ACTION ITEM:
Across all the records below, count the lines that hold "many". State only that figure.

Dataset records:
* * * * * * *

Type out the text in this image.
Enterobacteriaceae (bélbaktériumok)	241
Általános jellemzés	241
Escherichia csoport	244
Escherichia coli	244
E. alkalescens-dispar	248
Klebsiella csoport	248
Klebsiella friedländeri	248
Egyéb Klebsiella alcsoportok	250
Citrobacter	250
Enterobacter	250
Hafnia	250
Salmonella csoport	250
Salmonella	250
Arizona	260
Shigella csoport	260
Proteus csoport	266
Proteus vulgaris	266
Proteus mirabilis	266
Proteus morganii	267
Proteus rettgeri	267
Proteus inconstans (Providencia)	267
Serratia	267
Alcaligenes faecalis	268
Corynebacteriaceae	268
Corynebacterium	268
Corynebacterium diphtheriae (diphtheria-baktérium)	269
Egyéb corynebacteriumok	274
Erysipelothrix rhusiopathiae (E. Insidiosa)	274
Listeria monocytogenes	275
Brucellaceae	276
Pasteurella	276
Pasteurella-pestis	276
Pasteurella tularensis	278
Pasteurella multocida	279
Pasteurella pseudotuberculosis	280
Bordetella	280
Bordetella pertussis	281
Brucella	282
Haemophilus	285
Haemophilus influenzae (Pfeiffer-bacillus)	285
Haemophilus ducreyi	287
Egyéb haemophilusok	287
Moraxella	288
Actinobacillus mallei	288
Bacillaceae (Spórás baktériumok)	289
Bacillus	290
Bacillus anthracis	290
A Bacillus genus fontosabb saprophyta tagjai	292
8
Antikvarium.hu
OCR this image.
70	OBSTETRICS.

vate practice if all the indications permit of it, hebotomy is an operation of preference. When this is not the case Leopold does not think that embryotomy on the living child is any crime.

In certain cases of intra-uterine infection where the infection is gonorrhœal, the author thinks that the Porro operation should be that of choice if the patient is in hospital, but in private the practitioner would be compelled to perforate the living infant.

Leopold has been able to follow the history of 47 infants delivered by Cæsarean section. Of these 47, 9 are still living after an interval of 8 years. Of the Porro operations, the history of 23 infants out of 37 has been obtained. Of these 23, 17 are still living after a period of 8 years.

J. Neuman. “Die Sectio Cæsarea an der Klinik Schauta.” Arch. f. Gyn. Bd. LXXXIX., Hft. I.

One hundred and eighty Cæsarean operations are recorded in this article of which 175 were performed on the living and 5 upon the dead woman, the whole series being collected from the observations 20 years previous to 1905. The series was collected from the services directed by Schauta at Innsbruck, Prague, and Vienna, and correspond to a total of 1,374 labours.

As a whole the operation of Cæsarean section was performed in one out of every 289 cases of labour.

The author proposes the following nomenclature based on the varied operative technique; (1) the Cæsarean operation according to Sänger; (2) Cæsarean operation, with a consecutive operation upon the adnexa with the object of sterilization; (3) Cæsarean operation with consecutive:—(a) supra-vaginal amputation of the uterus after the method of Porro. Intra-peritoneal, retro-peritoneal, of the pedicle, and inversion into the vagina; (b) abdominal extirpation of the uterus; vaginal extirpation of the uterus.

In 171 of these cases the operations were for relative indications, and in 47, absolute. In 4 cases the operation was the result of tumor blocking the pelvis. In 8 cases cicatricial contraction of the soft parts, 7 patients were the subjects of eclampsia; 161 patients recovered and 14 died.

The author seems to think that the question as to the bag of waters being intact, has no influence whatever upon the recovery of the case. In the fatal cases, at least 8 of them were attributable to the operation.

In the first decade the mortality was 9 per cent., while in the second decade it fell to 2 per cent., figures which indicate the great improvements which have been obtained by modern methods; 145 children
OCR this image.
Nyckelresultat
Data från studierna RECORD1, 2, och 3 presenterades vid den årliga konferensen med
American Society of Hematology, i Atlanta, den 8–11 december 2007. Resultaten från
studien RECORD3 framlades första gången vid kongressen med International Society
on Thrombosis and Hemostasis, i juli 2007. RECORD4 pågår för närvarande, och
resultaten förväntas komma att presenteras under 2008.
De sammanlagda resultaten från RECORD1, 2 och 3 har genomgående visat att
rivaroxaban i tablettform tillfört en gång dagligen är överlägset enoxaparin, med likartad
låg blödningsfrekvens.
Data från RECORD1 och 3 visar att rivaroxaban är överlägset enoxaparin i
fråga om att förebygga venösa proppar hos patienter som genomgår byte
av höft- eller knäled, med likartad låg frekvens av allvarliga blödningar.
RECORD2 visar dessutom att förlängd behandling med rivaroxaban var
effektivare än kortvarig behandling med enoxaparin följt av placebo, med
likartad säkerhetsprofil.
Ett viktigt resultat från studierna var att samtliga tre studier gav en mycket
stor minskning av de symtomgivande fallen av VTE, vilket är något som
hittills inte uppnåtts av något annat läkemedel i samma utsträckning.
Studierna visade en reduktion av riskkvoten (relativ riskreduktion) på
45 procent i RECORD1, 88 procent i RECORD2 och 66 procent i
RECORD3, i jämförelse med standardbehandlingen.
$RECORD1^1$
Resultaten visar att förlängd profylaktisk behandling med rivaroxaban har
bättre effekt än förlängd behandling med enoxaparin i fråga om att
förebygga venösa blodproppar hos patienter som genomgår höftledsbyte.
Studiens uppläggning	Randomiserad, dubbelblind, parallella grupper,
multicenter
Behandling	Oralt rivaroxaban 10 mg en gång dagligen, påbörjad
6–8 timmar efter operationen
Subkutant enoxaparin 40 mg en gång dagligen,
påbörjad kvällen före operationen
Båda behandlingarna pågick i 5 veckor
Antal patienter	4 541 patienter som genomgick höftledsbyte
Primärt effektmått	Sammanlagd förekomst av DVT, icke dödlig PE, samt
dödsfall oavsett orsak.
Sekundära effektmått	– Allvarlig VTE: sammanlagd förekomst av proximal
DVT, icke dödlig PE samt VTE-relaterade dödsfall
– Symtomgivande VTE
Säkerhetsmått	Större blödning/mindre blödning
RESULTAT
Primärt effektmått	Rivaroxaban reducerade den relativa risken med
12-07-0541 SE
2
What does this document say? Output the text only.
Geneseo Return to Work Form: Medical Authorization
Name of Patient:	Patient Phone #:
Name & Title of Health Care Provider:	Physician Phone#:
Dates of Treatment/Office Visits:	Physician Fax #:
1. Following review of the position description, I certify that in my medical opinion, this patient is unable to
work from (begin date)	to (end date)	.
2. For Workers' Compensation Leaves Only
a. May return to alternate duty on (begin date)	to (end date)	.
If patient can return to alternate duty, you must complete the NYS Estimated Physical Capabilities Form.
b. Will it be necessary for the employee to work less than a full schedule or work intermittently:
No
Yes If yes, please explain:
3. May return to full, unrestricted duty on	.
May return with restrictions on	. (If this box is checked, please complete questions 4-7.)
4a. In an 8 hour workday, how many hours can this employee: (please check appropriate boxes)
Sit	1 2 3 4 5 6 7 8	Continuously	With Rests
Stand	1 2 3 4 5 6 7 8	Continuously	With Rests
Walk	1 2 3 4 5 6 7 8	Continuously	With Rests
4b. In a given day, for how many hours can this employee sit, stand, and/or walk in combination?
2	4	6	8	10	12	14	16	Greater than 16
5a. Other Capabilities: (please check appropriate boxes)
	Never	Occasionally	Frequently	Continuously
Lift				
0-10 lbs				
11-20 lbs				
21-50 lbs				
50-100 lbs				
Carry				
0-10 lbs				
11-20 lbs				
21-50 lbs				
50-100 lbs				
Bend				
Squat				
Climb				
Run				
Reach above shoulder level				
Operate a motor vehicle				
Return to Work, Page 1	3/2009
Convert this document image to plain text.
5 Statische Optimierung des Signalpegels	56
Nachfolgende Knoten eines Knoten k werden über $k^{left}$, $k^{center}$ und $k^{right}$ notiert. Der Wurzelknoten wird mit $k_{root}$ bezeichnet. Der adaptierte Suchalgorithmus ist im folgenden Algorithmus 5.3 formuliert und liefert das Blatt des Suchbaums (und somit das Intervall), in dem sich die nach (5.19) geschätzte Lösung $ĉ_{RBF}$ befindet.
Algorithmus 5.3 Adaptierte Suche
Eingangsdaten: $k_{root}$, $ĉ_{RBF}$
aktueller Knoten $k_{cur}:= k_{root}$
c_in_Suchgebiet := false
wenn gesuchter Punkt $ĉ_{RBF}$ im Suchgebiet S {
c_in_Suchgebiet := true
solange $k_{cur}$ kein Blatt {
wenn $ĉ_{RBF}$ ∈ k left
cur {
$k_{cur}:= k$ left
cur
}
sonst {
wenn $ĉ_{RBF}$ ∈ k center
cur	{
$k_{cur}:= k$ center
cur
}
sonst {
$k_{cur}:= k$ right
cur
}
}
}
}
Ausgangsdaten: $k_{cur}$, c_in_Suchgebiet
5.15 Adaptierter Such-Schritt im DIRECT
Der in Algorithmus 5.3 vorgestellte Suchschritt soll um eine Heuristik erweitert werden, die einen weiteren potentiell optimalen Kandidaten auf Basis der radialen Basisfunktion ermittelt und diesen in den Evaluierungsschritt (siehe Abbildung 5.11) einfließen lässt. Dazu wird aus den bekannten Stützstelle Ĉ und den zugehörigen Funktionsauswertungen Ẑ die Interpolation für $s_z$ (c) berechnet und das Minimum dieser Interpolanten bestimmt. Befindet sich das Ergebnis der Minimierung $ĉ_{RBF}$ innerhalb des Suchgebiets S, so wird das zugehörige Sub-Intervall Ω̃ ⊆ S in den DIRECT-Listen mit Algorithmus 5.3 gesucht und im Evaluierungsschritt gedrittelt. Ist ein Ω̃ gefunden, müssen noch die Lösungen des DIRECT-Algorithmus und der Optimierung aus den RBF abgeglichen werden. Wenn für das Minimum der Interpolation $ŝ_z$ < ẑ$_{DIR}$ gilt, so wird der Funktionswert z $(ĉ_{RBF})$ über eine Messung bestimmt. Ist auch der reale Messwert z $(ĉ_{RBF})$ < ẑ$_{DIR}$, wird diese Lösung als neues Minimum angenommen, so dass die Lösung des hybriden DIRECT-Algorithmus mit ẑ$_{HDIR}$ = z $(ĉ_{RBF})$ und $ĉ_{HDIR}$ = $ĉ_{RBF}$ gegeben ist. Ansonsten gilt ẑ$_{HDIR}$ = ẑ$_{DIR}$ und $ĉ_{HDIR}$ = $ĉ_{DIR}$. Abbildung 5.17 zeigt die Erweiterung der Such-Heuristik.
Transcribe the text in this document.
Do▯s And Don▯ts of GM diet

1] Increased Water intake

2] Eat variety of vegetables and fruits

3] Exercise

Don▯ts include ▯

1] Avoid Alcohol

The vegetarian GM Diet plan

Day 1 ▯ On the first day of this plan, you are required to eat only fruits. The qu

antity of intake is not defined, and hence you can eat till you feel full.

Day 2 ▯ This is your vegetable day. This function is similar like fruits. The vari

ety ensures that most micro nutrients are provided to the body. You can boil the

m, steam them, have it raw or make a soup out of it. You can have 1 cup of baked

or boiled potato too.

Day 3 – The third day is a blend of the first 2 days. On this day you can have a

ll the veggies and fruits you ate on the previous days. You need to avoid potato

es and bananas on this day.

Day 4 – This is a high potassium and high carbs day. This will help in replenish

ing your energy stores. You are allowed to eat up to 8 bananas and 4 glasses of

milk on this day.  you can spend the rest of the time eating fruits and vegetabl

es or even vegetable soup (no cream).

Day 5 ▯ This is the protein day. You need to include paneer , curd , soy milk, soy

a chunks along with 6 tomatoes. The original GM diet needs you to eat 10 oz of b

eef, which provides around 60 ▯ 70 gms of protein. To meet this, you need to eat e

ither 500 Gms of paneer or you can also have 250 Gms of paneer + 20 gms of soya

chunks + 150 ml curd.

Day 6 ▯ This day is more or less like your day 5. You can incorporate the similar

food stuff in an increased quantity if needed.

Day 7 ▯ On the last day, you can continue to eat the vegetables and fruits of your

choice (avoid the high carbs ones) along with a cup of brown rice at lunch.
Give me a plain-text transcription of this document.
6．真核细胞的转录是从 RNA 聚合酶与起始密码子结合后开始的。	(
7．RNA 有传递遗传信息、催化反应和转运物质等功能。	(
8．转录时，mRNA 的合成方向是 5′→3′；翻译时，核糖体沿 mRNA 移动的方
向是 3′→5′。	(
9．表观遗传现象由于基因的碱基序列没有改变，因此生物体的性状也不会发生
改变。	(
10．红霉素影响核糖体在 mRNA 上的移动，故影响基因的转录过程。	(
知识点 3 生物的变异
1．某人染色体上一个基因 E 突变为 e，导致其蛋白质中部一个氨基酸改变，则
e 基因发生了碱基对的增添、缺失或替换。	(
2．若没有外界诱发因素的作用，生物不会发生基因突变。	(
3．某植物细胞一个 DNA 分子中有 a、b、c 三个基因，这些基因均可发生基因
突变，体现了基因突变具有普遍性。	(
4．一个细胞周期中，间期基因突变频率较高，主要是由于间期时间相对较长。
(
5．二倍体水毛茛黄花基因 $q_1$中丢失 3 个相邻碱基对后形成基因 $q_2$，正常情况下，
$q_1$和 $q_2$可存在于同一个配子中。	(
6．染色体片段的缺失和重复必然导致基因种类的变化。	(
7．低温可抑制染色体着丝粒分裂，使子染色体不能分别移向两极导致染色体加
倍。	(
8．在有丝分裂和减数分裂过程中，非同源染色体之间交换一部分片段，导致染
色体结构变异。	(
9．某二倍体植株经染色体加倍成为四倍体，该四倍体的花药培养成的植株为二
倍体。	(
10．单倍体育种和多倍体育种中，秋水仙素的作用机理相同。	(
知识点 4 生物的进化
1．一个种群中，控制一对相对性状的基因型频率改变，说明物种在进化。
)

* * * * * * *

COMPLETED TASK:
2